= Request =
Gather each line of the entries below that includes "Федерации".

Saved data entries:
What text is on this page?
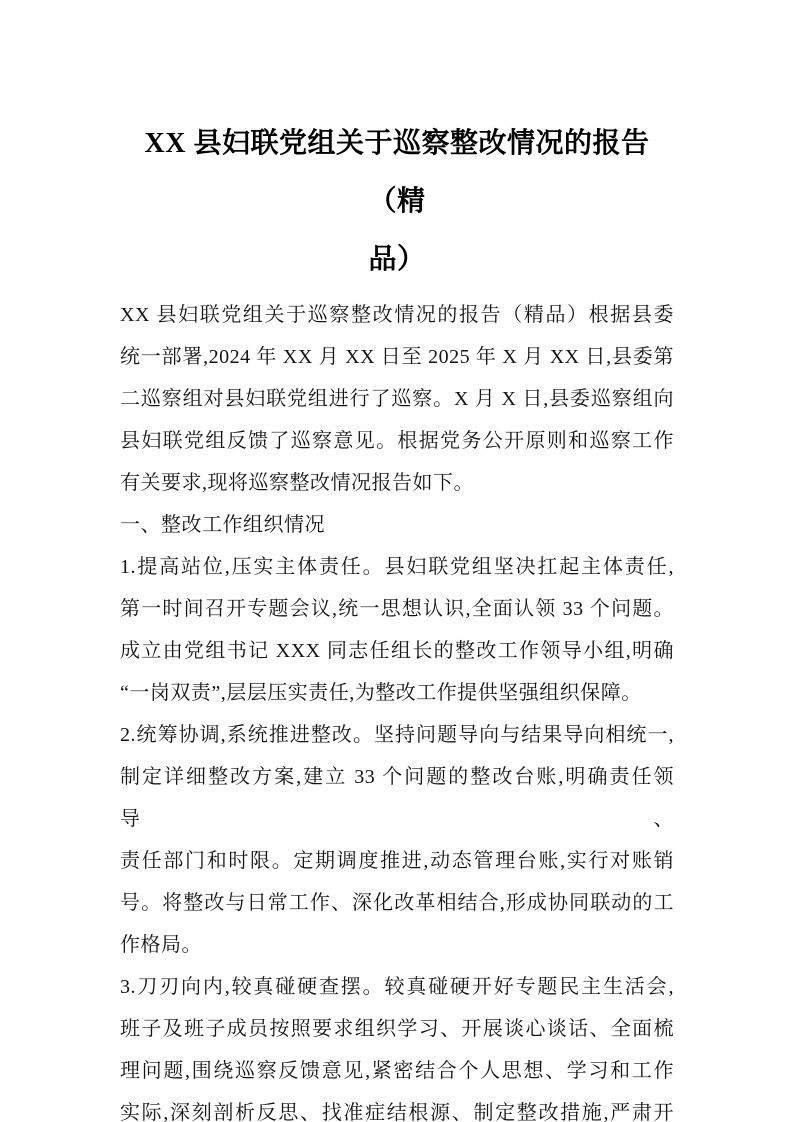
XX 县妇联党组关于巡察整改情况的报告（精
品）
XX 县妇联党组关于巡察整改情况的报告（精品）根据县委
统一部署,2024 年 XX 月 XX 日至 2025 年 X 月 XX 日,县委第
二巡察组对县妇联党组进行了巡察。X 月 X 日,县委巡察组向
县妇联党组反馈了巡察意见。根据党务公开原则和巡察工作
有关要求,现将巡察整改情况报告如下。
一、整改工作组织情况
1.提高站位,压实主体责任。县妇联党组坚决扛起主体责任,
第一时间召开专题会议,统一思想认识,全面认领 33 个问题。
成立由党组书记 XXX 同志任组长的整改工作领导小组,明确
“一岗双责”,层层压实责任,为整改工作提供坚强组织保障。
2.统筹协调,系统推进整改。坚持问题导向与结果导向相统一,
制定详细整改方案,建立 33 个问题的整改台账,明确责任领导、
责任部门和时限。定期调度推进,动态管理台账,实行对账销
号。将整改与日常工作、深化改革相结合,形成协同联动的工
作格局。
3.刀刃向内,较真碰硬查摆。较真碰硬开好专题民主生活会,
班子及班子成员按照要求组织学习、开展谈心谈话、全面梳
理问题,围绕巡察反馈意见,紧密结合个人思想、学习和工作
实际,深刻剖析反思、找准症结根源、制定整改措施,严肃开
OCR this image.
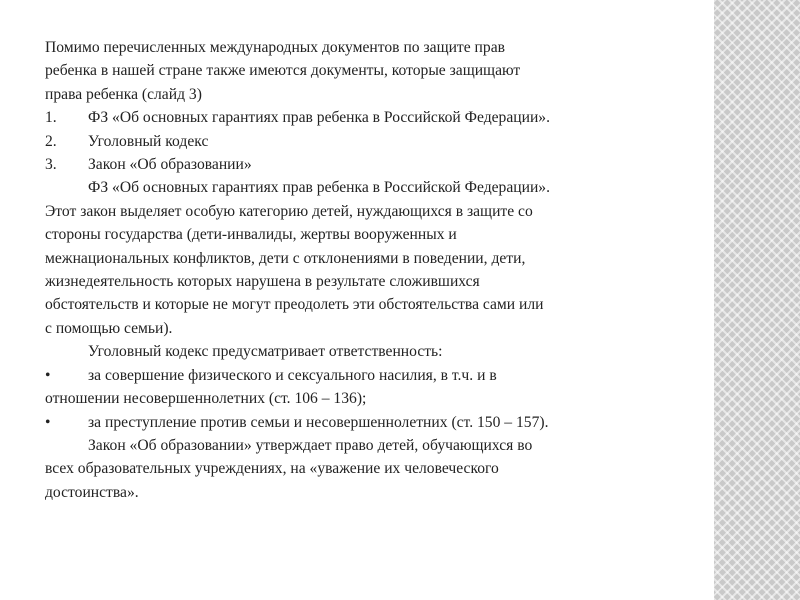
Помимо перечисленных международных документов по защите прав
ребенка в нашей стране также имеются документы, которые защищают
права ребенка (слайд 3)
1.	ФЗ «Об основных гарантиях прав ребенка в Российской Федерации».
2.	Уголовный кодекс
3.	Закон «Об образовании»
ФЗ «Об основных гарантиях прав ребенка в Российской Федерации».
Этот закон выделяет особую категорию детей, нуждающихся в защите со
стороны государства (дети-инвалиды, жертвы вооруженных и
межнациональных конфликтов, дети с отклонениями в поведении, дети,
жизнедеятельность которых нарушена в результате сложившихся
обстоятельств и которые не могут преодолеть эти обстоятельства сами или
с помощью семьи).
Уголовный кодекс предусматривает ответственность:
•	за совершение физического и сексуального насилия, в т.ч. и в
отношении несовершеннолетних (ст. 106 – 136);
•	за преступление против семьи и несовершеннолетних (ст. 150 – 157).
Закон «Об образовании» утверждает право детей, обучающихся во
всех образовательных учреждениях, на «уважение их человеческого
достоинства».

= Written response =
1.	ФЗ «Об основных гарантиях прав ребенка в Российской Федерации».
ФЗ «Об основных гарантиях прав ребенка в Российской Федерации».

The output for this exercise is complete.